**Consigne**
Relevez chaque parti politique nommé dans le texte sur la primaire de la gauche, avec son sigle lorsque le texte le donne.

**Texte du document**
______________________________

Y aura-t-il une primaire de la gauche avant la présidentielle de 2017 ? Pour l’heure, ce souhait formulé il y a trois mois par plusieurs personnalités dans Libérationpeine à trouver une réalisation concrète, ne serait-ce que dans ses contours. Le Parti socialiste, samedi, et Europe Ecologie-Les Verts, dimanche, réunissent leur conseil national sur ce sujet avant le Parti communiste vendredi prochain. Si le projet ne devrait être enterré par aucune des formations politiques, les conclusions de chaque réunion devrait renseigner sur la faisabilité, à terme, de cette consultation populaire.
Officiellement, les trois grandes composantes que sont les socialistes, les écologistes et les communistes affichent leur bonne volonté. Ils se réunissent même tous les jeudis dans un comité d’organisation qui n’a, force est de le constater, répondu à aucune question sur la tenue du scrutin. Ce week-end, le PS et EELV devraient une nouvelle fois donner leur feu vert à une primaire, mais ils devraient aussi dicter leurs exigences. C’est sur celles-ci que le projet pourrait, devrait même, au final achopper. Car les désaccords sont nombreux.

______________________________

**Enregistrements affichés**
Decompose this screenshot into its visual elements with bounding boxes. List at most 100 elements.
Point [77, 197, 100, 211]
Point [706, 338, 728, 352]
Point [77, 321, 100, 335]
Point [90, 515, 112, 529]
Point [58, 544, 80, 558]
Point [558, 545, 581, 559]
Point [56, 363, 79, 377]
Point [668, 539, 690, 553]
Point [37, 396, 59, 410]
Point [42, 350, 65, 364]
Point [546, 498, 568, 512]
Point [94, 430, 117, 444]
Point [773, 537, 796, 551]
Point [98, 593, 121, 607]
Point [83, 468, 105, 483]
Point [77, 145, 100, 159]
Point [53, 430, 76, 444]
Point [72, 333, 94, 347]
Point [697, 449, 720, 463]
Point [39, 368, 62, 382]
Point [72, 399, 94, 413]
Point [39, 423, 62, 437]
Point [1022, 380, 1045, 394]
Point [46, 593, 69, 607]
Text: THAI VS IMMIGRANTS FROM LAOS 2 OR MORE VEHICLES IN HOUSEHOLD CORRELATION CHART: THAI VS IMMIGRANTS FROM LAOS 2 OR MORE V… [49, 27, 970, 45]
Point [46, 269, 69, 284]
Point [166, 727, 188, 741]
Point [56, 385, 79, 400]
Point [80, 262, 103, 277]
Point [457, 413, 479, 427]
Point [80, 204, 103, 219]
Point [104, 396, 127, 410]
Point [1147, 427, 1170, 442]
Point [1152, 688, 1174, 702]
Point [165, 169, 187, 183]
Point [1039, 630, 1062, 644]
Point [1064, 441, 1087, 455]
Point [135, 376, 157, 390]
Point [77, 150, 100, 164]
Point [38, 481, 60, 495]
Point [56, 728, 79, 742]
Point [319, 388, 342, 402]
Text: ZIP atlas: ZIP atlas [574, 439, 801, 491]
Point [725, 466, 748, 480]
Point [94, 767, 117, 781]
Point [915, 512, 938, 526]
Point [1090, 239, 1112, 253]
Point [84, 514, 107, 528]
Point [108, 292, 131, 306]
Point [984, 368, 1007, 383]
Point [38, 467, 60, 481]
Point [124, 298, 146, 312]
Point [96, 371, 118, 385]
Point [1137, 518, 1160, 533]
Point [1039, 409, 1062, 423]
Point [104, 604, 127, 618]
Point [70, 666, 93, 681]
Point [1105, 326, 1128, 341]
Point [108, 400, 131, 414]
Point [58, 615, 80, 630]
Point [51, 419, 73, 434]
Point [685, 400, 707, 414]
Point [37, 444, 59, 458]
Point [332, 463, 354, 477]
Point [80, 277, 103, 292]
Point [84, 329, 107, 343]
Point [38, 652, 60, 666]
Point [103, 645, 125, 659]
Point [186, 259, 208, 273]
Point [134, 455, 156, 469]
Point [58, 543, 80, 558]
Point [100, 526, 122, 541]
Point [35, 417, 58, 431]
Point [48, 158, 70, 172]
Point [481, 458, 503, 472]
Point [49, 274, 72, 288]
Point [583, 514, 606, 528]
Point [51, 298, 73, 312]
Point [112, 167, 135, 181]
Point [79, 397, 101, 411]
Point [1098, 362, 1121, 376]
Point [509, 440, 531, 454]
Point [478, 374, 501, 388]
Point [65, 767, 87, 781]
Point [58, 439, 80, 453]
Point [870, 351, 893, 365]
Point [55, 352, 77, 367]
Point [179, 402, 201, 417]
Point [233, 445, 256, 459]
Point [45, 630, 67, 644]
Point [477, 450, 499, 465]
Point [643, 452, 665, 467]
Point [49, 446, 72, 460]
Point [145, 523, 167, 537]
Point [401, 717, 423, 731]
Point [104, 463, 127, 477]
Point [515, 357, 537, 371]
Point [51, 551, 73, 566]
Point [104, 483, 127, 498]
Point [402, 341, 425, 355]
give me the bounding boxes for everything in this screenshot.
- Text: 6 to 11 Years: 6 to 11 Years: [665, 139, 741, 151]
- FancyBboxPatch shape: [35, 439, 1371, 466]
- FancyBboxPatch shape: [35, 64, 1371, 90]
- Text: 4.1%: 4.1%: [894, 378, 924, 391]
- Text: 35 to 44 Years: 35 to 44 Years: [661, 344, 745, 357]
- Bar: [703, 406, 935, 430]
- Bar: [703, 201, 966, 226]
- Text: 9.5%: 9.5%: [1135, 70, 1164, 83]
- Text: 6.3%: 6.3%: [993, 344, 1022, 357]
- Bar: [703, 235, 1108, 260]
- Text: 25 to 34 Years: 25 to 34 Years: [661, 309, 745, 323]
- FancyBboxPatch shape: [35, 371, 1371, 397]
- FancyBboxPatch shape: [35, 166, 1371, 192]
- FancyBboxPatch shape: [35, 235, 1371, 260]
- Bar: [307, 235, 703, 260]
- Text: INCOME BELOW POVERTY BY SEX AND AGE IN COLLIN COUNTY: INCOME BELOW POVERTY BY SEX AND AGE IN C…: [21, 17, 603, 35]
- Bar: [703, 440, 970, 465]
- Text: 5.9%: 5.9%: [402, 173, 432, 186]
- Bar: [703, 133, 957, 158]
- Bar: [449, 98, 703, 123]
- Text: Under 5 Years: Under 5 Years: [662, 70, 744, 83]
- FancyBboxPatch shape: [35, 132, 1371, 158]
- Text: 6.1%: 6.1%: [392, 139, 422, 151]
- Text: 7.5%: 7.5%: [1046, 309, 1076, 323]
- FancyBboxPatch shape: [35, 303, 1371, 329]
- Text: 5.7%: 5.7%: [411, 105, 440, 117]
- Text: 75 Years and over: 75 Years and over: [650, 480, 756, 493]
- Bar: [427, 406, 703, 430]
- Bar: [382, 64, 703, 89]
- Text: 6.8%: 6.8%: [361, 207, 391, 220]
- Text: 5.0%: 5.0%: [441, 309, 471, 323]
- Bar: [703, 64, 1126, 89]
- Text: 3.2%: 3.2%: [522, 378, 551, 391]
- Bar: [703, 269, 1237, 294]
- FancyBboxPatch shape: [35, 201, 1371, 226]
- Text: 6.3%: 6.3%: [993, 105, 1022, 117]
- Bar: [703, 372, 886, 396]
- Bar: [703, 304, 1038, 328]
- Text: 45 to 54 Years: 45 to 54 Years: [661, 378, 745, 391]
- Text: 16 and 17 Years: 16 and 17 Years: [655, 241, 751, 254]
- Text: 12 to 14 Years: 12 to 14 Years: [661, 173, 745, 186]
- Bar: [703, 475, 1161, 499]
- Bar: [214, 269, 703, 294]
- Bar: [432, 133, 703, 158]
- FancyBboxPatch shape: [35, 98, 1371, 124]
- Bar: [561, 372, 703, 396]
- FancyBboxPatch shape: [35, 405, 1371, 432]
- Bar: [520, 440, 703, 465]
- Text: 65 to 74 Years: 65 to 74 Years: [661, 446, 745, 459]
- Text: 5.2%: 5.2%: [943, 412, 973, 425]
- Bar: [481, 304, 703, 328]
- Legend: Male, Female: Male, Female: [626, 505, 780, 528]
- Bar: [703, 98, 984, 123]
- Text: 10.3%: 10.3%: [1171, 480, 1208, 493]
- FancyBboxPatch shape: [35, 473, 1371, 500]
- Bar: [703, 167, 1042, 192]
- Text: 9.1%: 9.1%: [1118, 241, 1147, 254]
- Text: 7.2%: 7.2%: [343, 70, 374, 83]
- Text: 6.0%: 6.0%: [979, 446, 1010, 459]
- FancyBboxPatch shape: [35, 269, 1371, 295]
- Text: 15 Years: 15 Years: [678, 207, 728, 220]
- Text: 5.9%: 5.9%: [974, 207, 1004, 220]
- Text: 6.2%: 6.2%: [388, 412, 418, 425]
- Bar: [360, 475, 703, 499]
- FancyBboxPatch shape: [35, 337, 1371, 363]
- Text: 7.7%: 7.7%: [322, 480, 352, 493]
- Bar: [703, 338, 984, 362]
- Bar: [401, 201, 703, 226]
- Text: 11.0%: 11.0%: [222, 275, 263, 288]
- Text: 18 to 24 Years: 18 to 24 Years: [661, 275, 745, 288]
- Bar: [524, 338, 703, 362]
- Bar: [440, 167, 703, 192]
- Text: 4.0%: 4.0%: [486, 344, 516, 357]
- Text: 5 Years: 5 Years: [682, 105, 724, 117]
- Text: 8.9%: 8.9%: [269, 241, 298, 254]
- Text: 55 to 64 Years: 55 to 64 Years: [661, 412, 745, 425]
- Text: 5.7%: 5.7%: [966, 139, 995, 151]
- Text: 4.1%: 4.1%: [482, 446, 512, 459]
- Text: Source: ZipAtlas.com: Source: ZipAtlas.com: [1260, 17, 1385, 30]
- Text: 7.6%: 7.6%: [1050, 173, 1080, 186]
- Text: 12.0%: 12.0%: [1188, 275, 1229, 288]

______________________________

**Réponse attendue**
- Parti socialiste (PS)
- Europe Ecologie-Les Verts (EELV)
- Parti communiste